Collected data entries:
* start *
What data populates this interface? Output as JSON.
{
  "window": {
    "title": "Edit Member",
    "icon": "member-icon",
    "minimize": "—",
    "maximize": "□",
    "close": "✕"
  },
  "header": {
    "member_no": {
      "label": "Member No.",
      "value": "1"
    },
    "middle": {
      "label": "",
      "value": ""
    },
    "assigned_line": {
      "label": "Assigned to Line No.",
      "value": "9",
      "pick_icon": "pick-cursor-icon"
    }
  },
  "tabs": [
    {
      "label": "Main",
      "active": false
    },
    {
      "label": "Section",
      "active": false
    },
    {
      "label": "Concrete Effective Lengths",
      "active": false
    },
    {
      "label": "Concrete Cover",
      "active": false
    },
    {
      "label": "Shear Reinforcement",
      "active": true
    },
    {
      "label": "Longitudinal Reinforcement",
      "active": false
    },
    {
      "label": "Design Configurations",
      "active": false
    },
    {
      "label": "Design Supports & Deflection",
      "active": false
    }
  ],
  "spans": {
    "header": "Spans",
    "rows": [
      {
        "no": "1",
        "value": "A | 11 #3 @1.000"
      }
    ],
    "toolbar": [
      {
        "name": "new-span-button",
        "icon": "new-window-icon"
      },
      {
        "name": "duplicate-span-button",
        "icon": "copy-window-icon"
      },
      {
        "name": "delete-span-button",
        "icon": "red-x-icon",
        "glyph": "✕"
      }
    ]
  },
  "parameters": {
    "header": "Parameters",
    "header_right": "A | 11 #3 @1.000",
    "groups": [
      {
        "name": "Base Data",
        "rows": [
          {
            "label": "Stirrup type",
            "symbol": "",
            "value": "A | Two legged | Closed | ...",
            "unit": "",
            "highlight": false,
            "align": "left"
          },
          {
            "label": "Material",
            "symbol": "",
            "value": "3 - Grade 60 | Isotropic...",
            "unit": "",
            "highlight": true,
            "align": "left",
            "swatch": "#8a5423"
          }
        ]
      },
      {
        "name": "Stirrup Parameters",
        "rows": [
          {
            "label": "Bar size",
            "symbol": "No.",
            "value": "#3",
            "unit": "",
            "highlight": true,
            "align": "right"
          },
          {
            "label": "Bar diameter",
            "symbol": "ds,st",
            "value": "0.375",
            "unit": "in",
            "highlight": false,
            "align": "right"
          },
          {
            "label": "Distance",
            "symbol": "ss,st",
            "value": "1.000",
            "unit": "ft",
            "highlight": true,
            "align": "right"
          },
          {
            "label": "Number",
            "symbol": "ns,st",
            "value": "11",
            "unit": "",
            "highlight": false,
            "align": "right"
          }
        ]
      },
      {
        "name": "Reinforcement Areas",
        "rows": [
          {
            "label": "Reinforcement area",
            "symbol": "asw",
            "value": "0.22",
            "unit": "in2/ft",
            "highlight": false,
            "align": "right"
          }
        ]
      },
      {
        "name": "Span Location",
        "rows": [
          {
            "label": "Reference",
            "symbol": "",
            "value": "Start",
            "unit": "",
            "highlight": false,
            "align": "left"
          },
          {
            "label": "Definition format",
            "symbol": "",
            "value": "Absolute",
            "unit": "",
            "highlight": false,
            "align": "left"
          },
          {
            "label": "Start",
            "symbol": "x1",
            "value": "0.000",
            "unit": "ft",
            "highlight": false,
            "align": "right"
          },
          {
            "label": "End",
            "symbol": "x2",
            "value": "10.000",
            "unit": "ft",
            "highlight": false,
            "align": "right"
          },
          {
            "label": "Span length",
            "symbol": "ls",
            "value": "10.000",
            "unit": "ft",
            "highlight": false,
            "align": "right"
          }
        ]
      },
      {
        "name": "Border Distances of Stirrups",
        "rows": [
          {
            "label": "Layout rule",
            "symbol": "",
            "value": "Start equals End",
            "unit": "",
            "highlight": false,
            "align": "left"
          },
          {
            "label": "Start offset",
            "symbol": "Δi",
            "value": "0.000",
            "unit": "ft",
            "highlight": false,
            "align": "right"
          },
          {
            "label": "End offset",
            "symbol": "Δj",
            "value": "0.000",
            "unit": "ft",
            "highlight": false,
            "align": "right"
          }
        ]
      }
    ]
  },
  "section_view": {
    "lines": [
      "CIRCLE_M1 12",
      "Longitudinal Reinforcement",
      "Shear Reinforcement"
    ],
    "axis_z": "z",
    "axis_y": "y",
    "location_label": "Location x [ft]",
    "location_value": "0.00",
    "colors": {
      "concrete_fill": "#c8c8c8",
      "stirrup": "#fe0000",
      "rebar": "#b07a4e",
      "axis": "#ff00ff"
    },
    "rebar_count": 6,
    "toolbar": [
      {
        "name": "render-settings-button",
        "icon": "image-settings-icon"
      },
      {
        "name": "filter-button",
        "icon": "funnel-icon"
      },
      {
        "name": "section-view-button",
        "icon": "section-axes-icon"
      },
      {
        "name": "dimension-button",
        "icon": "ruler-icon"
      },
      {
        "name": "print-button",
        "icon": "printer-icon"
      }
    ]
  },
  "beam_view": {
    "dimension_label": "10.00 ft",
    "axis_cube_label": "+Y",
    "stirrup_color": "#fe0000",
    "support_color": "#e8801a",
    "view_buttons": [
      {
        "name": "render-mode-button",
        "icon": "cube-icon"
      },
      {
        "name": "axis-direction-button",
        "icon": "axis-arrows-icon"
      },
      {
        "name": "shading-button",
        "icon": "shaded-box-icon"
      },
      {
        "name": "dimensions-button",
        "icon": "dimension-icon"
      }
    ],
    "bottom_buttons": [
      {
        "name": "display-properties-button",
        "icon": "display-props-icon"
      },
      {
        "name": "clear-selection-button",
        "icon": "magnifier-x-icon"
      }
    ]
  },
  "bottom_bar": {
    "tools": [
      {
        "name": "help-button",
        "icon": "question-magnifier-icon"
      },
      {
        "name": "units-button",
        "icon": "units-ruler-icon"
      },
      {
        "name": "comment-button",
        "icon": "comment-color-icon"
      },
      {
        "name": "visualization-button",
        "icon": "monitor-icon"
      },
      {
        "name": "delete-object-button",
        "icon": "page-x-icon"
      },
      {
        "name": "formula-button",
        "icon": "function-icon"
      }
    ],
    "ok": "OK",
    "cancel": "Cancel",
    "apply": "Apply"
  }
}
* end *
* start *
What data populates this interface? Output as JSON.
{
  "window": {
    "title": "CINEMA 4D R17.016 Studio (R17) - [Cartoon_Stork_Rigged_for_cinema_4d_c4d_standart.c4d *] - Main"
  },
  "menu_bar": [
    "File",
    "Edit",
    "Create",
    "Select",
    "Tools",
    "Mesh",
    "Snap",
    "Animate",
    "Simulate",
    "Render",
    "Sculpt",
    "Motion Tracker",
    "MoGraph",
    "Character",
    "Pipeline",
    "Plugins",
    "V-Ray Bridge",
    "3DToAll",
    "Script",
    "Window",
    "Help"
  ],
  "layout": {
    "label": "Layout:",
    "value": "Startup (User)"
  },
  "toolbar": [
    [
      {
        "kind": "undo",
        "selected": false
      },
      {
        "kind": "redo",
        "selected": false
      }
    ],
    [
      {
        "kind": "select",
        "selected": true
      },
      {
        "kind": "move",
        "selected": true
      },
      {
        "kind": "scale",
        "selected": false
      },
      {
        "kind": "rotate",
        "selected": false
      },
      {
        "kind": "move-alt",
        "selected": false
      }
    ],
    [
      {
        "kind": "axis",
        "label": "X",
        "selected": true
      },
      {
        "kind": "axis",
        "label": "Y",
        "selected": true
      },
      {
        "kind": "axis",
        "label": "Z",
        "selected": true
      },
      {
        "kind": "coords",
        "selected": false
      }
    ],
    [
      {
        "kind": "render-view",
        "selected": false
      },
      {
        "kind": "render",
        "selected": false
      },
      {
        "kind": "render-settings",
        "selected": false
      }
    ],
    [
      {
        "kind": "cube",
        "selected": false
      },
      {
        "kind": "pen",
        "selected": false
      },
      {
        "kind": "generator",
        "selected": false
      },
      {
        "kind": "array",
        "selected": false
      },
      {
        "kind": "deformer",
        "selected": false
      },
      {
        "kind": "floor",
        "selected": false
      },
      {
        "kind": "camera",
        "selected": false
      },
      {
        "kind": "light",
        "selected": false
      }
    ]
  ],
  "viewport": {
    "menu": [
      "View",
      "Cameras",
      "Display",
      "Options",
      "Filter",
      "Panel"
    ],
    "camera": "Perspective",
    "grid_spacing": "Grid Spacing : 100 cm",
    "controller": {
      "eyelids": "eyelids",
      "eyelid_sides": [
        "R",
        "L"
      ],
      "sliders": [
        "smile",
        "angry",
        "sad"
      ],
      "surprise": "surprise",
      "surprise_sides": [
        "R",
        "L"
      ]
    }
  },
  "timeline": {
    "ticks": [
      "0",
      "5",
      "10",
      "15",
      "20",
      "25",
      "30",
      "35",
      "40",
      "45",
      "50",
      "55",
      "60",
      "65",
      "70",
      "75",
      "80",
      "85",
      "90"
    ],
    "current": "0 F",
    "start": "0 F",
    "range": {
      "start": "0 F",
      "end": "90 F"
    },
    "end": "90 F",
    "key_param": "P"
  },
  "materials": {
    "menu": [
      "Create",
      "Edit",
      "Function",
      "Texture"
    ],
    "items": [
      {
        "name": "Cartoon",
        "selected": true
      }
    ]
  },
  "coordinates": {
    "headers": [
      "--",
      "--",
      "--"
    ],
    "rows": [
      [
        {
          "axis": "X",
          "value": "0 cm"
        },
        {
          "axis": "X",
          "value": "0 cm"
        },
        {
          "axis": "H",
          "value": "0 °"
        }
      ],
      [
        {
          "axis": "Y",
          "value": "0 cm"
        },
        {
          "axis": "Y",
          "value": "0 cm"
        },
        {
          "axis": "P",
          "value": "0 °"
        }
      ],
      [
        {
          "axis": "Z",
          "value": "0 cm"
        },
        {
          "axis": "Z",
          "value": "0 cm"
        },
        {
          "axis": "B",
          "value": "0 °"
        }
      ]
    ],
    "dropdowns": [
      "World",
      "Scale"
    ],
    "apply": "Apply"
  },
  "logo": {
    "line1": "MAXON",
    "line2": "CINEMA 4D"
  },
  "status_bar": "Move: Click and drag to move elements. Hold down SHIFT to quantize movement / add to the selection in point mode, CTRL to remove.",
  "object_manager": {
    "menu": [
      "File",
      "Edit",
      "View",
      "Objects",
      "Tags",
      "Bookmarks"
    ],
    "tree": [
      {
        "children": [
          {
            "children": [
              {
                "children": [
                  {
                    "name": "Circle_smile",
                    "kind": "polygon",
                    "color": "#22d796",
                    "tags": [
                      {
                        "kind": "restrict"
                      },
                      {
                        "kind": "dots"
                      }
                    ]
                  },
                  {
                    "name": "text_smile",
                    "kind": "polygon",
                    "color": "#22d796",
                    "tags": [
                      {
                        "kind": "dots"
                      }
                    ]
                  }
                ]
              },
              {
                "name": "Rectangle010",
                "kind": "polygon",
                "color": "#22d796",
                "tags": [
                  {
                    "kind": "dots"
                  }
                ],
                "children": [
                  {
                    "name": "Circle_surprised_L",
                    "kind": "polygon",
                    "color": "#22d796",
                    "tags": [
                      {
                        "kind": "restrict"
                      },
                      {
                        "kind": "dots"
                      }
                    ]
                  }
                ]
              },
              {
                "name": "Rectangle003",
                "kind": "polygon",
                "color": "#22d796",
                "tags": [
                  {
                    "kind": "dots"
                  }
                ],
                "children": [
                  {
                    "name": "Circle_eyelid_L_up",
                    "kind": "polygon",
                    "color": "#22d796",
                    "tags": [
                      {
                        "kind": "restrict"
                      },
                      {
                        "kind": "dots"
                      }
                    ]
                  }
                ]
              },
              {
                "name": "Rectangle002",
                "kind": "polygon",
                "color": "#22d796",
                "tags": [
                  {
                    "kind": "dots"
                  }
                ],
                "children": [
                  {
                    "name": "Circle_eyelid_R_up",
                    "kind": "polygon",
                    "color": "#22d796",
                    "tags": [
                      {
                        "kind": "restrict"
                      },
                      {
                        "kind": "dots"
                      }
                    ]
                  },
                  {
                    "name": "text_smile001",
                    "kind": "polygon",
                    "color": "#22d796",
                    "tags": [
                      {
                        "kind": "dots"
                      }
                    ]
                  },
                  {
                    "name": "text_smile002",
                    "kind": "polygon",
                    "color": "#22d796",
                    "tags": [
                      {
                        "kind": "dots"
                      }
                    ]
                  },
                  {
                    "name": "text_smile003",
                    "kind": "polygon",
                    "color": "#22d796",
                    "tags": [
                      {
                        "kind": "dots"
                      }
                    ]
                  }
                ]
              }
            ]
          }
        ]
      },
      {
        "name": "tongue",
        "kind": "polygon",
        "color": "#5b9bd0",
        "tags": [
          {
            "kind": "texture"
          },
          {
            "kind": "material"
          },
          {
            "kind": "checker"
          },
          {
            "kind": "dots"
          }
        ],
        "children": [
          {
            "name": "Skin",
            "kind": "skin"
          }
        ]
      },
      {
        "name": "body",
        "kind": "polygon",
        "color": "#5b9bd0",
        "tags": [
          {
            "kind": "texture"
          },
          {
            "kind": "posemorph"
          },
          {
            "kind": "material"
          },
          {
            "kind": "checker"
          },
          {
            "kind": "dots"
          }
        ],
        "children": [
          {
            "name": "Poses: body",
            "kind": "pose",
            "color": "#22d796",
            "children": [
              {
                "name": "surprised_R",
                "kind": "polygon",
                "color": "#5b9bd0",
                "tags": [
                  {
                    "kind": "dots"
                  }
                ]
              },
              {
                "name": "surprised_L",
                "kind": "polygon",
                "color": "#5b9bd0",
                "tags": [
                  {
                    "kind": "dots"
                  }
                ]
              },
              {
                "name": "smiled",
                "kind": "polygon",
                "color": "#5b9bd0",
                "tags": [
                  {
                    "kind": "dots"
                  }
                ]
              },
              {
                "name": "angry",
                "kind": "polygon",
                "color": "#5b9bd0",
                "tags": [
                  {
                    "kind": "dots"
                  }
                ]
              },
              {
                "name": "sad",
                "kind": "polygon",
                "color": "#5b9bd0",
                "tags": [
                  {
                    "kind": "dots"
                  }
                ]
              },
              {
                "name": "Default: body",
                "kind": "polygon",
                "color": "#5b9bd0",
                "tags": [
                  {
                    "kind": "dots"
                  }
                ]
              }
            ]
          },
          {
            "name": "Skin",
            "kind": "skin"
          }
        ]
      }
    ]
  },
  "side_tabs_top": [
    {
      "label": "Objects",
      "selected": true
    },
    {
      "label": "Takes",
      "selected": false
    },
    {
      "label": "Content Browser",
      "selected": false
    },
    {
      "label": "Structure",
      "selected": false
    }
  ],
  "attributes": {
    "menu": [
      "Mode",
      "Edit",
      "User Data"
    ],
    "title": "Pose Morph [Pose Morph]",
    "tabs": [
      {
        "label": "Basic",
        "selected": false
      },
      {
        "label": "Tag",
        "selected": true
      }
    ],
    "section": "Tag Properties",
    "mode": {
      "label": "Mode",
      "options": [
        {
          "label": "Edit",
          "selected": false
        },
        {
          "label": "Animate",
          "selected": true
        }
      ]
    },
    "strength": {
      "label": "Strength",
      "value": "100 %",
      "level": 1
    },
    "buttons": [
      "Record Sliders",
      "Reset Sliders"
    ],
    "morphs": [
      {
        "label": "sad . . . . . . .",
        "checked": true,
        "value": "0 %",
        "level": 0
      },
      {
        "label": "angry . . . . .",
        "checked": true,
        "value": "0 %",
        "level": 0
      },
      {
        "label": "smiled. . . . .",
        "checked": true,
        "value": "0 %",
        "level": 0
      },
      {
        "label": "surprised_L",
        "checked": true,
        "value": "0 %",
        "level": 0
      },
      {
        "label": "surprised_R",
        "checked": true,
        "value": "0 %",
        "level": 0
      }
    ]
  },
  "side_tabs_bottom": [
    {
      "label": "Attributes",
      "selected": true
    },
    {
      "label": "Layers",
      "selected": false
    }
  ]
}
* end *
Task goal
Find all lines with "CINEMA" in them and copy each one.

Written answer
    "title": "CINEMA 4D R17.016 Studio (R17) - [Cartoon_Stork_Rigged_for_cinema_4d_c4d_standart.c4d *] - Main"
    "line2": "CINEMA 4D"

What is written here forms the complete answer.